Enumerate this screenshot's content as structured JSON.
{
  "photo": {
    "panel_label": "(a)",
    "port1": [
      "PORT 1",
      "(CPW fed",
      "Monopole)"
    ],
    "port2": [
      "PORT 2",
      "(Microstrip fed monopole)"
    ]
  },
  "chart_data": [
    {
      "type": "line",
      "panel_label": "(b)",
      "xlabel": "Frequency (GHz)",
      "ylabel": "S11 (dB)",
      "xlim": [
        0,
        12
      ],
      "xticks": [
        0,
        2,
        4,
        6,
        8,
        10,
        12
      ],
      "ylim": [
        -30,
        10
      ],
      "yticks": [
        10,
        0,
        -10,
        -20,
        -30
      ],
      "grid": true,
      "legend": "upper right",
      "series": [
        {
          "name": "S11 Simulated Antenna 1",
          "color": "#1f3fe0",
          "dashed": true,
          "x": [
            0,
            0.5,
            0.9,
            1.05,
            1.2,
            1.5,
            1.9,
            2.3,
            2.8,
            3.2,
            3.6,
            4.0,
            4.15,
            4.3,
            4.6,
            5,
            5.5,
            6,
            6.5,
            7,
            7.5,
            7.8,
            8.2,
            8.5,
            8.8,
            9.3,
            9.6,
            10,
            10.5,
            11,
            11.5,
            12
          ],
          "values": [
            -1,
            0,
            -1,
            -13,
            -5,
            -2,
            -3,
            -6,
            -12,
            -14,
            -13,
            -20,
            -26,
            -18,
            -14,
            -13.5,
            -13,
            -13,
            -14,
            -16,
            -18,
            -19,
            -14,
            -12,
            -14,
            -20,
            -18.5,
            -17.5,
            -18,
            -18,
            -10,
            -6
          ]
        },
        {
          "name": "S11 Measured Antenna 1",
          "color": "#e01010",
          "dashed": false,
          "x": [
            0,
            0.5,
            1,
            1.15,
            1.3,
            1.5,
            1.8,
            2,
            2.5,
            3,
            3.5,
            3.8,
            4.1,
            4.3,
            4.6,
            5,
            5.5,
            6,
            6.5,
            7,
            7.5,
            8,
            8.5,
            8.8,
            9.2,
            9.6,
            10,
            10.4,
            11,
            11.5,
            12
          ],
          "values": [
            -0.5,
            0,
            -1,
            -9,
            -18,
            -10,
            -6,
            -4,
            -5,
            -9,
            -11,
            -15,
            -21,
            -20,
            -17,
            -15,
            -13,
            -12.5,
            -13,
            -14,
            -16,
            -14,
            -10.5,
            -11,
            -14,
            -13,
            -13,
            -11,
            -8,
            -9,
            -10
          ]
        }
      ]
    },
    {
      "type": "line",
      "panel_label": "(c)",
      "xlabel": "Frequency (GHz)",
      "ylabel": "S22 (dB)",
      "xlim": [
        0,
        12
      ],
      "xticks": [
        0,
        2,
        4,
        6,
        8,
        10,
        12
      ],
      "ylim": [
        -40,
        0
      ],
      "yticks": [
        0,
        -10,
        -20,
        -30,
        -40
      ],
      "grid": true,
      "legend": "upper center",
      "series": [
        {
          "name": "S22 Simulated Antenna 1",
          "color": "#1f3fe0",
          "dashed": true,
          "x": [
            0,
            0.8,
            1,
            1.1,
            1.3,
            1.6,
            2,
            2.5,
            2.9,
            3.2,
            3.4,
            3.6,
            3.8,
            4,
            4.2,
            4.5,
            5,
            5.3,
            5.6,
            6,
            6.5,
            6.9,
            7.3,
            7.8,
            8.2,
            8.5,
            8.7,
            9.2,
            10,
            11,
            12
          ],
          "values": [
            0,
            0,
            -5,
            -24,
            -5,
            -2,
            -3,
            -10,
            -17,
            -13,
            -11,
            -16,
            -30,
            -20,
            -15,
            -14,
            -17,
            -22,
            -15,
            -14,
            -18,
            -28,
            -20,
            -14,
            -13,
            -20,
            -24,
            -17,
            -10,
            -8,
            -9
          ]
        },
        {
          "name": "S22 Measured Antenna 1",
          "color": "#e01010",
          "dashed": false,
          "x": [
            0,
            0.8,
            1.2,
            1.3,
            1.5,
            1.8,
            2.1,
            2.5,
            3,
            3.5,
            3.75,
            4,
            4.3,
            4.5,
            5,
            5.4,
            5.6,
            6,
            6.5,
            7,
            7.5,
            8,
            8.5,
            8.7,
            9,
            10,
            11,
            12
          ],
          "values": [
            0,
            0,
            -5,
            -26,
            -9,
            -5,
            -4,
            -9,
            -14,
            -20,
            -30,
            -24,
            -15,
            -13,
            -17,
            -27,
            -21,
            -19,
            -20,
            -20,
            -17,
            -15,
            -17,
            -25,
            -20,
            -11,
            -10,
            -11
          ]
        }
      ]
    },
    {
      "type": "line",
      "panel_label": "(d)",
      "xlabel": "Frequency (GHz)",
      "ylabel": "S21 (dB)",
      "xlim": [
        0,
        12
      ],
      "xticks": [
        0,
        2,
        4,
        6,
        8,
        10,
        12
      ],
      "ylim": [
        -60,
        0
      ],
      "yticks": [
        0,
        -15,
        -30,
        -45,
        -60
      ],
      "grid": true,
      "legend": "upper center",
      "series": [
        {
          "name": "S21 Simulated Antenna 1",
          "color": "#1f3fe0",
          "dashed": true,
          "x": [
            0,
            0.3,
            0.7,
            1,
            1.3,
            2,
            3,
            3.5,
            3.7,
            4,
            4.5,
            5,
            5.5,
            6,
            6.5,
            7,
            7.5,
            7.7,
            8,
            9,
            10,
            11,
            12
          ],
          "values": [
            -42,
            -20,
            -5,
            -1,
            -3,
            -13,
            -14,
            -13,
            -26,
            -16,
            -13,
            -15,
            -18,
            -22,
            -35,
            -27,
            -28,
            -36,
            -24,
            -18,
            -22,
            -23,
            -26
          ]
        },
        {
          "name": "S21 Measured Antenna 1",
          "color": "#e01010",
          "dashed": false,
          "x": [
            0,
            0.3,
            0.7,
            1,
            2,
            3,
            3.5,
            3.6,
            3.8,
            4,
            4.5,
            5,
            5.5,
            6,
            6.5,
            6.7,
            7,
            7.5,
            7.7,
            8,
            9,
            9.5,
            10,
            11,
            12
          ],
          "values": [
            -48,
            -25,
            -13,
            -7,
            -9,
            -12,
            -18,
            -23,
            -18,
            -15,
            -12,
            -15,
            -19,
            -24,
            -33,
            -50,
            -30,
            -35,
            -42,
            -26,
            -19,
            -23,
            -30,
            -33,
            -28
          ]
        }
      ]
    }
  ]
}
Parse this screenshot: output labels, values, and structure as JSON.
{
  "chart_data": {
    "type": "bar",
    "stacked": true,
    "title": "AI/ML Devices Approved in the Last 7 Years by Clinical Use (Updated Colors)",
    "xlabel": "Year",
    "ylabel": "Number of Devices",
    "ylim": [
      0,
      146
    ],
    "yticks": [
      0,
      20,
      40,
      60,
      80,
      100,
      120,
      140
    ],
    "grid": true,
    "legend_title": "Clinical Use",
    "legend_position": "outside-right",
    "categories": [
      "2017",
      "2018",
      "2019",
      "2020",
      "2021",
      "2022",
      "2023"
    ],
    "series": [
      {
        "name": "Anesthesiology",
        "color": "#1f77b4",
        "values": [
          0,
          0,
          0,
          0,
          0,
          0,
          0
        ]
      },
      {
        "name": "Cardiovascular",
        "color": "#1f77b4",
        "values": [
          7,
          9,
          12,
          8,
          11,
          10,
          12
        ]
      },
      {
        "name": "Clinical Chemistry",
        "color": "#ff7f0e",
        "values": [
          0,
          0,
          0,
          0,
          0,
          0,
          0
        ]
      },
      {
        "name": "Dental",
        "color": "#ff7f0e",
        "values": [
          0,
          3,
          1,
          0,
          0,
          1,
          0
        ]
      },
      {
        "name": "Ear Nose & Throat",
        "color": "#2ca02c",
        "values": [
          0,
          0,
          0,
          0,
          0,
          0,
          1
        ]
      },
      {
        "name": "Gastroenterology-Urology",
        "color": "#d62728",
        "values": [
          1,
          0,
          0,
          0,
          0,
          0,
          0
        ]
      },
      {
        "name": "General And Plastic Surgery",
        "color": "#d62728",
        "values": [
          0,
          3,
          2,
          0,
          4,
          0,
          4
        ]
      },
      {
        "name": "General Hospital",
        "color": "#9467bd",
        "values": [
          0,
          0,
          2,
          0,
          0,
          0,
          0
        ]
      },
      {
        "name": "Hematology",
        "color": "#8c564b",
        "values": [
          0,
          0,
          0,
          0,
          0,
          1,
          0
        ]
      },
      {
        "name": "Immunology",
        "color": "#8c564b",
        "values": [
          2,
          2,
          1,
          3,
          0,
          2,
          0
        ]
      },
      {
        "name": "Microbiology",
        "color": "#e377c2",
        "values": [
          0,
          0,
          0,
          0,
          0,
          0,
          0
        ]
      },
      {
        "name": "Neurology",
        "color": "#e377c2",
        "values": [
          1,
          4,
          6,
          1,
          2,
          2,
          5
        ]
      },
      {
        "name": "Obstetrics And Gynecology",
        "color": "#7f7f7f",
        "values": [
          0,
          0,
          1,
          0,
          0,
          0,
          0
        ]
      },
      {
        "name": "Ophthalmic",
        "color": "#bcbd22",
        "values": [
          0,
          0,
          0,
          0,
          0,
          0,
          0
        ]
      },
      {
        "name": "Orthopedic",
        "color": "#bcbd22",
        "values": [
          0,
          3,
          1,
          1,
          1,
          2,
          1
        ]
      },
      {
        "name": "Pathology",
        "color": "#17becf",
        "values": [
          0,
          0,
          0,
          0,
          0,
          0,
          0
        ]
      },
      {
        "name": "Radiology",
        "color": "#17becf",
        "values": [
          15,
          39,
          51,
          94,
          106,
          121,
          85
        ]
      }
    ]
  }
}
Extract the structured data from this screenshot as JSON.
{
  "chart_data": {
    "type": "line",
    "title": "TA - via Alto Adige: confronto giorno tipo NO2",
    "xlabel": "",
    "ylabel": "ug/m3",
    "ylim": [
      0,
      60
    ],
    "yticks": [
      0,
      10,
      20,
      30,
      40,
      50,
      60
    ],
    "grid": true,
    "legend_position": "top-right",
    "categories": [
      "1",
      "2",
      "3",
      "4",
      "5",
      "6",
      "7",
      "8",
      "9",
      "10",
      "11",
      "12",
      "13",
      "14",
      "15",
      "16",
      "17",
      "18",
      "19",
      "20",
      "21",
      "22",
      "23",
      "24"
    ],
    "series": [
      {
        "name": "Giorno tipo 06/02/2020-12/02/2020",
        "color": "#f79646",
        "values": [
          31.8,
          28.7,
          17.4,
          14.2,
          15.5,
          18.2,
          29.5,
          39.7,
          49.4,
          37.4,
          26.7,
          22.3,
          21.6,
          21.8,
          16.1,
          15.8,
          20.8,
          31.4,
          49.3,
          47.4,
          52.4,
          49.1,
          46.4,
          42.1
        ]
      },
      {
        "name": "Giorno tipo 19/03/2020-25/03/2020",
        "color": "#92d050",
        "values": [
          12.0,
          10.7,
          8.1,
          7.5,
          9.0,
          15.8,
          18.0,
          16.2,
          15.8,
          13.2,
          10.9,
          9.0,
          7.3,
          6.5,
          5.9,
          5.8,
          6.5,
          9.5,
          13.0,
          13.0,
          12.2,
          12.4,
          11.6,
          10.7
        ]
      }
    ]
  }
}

*Task requirements*.
Pick out the lines that include the word "JSON" and write them out.

*Exercise output*.
Enumerate this screenshot's content as structured JSON.
Parse this screenshot: output labels, values, and structure as JSON.
Extract the structured data from this screenshot as JSON.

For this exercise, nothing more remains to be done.